[Page excerpt]

PPRuNe Forums - View Single Post - Crash landing in KRT
View Single Post
Old 16th Jun 2008, 11:23
  #79 (permalink)  
pacplyer
 
Join Date: Nov 2006
Location: Asia
Posts: 183
Likes: 0
Received 0 Likes on 0 Posts
And now it's time for my favorite WAR STORY

A310 cpt seven yrs in the tropics. We had several ex-air india birds. Pratt engines as I recall. Real bad about compressor stalling/flameout in reverse with crosswind or standing water. Typical scenario: Third World ATC has too many diversions and can't handle the traffic (meaning more than one target at a time.) Everybody winds up high for the approach, low on gas. In my case a virtual lake was standing on the runway in the dark after a typhoon. Atis said CAVOK and no rekmarks. But the truth was no visable runway lights at all since they were submerged. We never knew it was there. After two bad vectors inside the marker for us, and Polar went around complaining that his machine "wasn't built to do that" told ATC never mind we'll do a 360 to the left and vector ourselves. Splashdown; brakes useless, number two started barking fire against the FADEC-type reverse limit because gentlemen: It is not a boat motor; it cannot compress water. Number two flamed out abruptly a few thousand feet later, and we slid the length of the runway. Witnesses were sure we had caught fire on the rollout. Massive yaw occurred when one stayed in max reverse and the other quit. Due to nothing but superior f***ing airman-ship on my part, only crew under-shorts were ruined: I slammed both reversers to idle to regain runway alignment and then reapplied the good one about two thirds max against full rudder and was just barely able to stop. The A310 rudder has a crosswind limit of exactly 28kts. Not 29! Ten months later a company A310 did the same thing and went through the freeway injuring motorists.

Could this be what happened to the above A310? These are the usual suspects for what is otherwise a great airplane. The post accident fire might have happened independently and been due to overun damage off the pavement. Fuel tanks leak when trunion gears punch up into the intregal tanks. I've seen overrun 310's. The damage is incredible. Usually the Nose gear is ripped backwards and shoved up into the e and e compartment.

The moral of this story: The devil with the company automation policy, click the thing off every chance you get and hand fly it. Even if they make fun of you and call you "Hand Job." At least you'll be used to planning the vertical nav while you're saturated with stick and rudder skills that, I dare say, most modern day aviators no longer possess.

Not something the bus salesman likes to tell flight departments when he's peddling his "flys itself" products for lease to low time flight crews!

pac - out

Last edited by pacplyer; 17th Jun 2008 at 06:45.

[/Page excerpt]
[Supplied information]

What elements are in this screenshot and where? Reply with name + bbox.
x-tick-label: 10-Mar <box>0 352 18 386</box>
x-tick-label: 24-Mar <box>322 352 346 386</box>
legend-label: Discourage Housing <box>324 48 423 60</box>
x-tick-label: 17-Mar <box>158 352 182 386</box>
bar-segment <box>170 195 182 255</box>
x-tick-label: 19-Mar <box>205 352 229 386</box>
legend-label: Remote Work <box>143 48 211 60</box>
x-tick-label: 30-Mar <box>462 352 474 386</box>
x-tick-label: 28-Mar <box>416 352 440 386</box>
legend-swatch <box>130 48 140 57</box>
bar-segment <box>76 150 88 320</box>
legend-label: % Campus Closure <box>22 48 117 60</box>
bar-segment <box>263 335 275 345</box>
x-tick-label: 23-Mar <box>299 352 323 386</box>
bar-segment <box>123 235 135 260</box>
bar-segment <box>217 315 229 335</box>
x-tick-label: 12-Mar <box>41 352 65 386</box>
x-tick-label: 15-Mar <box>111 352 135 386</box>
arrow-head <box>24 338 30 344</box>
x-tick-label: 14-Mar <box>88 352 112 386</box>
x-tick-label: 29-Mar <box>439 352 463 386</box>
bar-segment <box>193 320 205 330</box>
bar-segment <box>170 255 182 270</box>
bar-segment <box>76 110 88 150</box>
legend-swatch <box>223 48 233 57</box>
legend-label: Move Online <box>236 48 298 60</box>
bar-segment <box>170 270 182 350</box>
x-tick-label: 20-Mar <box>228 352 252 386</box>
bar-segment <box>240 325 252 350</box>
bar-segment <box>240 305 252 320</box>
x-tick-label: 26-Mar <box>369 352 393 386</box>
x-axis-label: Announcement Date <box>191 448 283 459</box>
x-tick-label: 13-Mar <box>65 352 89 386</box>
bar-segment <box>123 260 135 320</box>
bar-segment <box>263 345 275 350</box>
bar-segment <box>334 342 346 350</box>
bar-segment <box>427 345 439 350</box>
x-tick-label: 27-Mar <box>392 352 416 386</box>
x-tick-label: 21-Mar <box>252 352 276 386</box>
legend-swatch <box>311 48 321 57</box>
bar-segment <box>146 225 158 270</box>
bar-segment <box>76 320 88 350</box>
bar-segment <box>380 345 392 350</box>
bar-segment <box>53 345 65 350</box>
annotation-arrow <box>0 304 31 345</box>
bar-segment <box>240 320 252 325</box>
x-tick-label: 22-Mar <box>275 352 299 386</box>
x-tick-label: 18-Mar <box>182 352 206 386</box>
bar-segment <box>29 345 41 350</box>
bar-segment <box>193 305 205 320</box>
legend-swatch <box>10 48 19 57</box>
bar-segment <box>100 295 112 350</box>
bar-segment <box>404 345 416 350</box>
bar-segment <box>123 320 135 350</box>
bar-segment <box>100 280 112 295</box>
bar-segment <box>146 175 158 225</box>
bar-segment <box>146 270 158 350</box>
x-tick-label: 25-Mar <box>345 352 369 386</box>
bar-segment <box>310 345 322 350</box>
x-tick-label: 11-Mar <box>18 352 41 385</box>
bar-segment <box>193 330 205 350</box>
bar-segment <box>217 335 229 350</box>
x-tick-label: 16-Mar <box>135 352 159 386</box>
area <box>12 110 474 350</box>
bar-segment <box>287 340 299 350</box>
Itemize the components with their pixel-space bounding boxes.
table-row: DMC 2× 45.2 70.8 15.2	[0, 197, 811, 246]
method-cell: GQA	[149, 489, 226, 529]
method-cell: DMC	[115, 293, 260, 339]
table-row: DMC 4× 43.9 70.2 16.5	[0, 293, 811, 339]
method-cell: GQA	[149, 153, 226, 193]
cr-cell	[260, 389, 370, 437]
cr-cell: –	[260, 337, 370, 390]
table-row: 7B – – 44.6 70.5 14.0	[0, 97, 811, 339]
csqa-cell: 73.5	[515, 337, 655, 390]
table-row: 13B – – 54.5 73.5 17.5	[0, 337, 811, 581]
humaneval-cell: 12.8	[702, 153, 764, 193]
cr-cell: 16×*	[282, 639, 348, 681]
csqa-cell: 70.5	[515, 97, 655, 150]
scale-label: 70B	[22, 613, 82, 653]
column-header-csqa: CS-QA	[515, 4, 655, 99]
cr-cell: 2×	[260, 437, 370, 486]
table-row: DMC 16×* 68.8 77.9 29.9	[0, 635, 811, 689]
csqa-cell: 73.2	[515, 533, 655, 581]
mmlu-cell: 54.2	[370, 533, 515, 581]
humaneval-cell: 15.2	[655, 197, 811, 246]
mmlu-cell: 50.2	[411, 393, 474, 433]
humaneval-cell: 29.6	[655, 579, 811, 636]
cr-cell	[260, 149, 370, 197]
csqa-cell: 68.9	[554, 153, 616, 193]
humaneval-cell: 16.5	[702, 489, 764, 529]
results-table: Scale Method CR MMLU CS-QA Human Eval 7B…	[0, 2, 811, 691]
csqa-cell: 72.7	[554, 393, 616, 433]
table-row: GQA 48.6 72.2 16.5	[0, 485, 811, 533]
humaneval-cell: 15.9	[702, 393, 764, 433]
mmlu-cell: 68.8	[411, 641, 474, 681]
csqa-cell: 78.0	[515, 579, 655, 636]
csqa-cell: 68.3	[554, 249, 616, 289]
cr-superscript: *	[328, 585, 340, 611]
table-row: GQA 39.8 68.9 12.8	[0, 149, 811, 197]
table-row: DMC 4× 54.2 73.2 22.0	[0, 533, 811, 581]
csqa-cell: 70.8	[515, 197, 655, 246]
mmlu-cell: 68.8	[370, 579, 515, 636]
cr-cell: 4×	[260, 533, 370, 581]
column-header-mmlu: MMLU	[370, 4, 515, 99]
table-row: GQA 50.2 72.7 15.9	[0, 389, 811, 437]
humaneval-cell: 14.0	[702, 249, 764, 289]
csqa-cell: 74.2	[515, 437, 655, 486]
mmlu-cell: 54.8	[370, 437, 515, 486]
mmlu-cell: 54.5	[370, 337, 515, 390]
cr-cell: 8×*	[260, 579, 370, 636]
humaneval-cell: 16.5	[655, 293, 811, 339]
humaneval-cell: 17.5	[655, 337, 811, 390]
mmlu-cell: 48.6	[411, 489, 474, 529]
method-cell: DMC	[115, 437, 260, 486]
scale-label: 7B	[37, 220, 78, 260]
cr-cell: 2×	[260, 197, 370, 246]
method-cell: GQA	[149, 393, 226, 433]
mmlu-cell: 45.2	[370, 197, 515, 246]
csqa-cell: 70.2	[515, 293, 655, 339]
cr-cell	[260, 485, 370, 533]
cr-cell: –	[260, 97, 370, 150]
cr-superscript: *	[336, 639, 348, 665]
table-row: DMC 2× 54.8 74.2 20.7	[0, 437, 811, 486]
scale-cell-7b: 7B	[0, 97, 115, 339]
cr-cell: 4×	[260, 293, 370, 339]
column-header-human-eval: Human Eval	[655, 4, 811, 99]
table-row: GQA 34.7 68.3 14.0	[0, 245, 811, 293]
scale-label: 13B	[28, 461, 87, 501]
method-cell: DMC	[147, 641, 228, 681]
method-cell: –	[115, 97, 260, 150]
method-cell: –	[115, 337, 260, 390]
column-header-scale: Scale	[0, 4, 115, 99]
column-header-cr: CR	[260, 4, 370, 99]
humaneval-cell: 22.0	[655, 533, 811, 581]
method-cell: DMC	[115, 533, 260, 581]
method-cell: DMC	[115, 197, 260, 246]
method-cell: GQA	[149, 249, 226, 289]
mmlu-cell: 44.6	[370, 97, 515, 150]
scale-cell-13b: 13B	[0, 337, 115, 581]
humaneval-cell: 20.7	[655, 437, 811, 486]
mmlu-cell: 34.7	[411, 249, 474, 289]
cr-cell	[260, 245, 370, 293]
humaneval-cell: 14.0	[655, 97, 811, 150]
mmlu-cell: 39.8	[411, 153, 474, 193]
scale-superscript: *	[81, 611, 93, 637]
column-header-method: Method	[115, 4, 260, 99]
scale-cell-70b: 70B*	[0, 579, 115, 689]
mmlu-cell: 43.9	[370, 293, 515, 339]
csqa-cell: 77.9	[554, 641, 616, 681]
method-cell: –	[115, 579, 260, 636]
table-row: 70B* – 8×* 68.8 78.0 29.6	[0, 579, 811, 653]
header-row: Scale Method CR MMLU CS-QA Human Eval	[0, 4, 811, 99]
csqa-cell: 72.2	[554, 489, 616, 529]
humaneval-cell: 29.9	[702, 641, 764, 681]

[/Supplied information]

#### [What needs to be done]
Please reproduce the stretch of the forum post about the A310 landing from "The moral of" through "2008 at 06:45.", word for word. The records have nothing to do with the forum post.

#### [Answer to this exercise]
The moral of this story: The devil with the company automation policy, click the thing off every chance you get and hand fly it. Even if they make fun of you and call you "Hand Job." At least you'll be used to planning the vertical nav while you're saturated with stick and rudder skills that, I dare say, most modern day aviators no longer possess.

Not something the bus salesman likes to tell flight departments when he's peddling his "flys itself" products for lease to low time flight crews!

pac - out

Last edited by pacplyer; 17th Jun 2008 at 06:45.